=== Data listing ===

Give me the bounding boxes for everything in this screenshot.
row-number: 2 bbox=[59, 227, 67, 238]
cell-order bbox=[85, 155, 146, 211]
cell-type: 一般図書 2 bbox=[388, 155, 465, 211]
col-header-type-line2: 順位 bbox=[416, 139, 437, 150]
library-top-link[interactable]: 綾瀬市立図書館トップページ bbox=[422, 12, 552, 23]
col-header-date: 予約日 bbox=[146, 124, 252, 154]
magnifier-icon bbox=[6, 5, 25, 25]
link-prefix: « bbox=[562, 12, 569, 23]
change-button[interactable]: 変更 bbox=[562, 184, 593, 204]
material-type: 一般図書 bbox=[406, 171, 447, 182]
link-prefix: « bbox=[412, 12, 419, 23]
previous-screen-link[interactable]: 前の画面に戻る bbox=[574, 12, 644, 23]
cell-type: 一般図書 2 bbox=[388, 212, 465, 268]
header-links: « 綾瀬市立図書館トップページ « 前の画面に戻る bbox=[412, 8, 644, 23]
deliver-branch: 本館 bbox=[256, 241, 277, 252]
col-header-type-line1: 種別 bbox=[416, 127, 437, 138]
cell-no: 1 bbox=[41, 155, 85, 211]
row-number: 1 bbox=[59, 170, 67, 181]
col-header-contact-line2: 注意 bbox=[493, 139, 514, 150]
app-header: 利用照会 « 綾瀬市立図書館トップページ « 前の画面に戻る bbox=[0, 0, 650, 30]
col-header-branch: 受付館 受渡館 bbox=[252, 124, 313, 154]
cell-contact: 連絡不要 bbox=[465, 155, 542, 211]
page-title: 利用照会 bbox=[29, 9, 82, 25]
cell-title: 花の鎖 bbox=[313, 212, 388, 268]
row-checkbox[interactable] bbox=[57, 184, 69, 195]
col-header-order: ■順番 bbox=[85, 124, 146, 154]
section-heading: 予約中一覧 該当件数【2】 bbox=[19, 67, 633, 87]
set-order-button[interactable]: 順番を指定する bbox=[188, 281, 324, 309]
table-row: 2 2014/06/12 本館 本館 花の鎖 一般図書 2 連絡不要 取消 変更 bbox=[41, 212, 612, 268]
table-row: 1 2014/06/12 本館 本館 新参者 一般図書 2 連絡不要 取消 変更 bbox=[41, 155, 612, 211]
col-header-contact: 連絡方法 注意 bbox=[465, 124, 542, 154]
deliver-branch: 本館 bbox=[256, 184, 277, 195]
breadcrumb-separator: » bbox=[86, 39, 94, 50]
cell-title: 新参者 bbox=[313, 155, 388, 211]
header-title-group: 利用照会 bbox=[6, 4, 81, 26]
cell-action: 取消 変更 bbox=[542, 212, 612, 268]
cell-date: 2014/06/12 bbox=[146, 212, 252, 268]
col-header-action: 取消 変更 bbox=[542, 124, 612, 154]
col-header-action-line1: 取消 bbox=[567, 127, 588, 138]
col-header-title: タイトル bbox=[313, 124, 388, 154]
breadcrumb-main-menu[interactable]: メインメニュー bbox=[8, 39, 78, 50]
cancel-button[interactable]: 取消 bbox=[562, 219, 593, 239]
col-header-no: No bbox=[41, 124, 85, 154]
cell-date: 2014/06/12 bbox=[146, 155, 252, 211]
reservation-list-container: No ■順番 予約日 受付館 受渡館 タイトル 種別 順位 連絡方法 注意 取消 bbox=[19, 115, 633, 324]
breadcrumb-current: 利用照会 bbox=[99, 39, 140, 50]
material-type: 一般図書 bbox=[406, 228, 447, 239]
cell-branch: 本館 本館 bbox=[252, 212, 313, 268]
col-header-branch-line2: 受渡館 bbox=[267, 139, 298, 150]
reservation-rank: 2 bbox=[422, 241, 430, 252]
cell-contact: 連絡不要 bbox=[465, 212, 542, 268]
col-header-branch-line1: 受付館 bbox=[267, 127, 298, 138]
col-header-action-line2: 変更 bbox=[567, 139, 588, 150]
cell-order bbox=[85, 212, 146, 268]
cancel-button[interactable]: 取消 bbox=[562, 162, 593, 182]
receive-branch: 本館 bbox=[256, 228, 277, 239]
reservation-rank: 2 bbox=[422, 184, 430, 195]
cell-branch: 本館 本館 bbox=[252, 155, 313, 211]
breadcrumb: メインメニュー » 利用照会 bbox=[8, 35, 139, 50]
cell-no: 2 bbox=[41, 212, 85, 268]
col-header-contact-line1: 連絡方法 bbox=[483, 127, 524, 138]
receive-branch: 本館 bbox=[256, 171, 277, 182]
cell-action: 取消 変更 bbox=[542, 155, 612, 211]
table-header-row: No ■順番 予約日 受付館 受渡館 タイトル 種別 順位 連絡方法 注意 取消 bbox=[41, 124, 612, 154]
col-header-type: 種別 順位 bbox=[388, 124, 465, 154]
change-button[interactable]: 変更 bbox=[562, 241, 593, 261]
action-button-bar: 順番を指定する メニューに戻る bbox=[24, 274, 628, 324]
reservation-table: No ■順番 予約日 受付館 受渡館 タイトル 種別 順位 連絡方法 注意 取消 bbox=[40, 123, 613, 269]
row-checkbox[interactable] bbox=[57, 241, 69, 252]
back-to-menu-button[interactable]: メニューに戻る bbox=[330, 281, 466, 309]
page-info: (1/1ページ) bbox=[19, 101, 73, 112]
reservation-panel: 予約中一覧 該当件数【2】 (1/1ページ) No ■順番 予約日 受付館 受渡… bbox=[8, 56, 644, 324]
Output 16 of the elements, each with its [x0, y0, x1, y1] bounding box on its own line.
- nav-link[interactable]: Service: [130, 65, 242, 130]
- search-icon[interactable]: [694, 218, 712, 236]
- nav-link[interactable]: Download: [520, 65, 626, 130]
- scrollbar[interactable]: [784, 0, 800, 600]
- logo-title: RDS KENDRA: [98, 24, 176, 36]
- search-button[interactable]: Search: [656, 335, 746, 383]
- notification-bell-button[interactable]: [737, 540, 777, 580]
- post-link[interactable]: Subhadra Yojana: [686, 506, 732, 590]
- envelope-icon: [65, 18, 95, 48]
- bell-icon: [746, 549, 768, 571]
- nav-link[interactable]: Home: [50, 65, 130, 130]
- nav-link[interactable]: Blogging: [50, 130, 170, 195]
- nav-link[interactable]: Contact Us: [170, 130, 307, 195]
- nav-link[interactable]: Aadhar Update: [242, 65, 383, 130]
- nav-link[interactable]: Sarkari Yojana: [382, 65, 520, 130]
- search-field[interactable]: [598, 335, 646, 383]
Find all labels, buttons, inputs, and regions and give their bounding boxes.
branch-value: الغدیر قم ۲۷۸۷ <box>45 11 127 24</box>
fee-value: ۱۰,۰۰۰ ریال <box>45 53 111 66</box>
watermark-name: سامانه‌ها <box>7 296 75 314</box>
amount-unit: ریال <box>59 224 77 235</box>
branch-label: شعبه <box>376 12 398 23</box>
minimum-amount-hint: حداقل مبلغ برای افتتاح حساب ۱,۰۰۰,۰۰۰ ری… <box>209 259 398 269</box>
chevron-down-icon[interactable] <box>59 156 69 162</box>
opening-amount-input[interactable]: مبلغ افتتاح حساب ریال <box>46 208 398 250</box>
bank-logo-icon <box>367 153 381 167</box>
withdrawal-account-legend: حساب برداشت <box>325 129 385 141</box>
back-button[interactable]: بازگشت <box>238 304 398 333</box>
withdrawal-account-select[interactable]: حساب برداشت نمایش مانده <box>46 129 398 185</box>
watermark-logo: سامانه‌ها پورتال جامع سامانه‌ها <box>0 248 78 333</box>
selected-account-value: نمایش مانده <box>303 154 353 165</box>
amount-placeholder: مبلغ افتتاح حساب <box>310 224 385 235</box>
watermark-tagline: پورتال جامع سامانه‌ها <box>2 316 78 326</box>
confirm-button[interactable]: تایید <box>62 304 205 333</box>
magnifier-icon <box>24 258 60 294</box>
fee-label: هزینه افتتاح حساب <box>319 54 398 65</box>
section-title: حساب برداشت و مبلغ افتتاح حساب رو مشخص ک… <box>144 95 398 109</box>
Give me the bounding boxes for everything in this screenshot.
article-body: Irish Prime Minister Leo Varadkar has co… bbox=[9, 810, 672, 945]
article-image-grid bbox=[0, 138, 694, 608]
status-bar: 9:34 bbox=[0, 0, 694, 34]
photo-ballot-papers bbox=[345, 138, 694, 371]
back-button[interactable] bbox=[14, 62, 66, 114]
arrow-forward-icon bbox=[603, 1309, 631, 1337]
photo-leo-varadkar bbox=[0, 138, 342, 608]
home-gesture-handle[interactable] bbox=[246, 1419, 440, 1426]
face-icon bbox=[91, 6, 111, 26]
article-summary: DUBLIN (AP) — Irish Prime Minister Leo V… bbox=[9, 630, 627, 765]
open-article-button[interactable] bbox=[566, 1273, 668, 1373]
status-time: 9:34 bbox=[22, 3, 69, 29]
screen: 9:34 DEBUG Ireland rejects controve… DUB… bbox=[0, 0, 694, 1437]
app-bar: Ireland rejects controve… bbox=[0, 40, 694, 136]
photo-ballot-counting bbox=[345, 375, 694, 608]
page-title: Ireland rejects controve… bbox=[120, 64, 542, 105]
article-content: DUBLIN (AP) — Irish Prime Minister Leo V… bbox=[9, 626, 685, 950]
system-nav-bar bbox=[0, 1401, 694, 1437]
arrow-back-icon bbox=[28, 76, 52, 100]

===

**Task requirements**
Reproduce everything from the start of the listing down to and including the line that contains "12, 552, 23]", keeping each line exactly as it appears.

**Finished exercise**
Give me the bounding boxes for everything in this screenshot.
row-number: 2 bbox=[59, 227, 67, 238]
cell-order bbox=[85, 155, 146, 211]
cell-type: 一般図書 2 bbox=[388, 155, 465, 211]
col-header-type-line2: 順位 bbox=[416, 139, 437, 150]
library-top-link[interactable]: 綾瀬市立図書館トップページ bbox=[422, 12, 552, 23]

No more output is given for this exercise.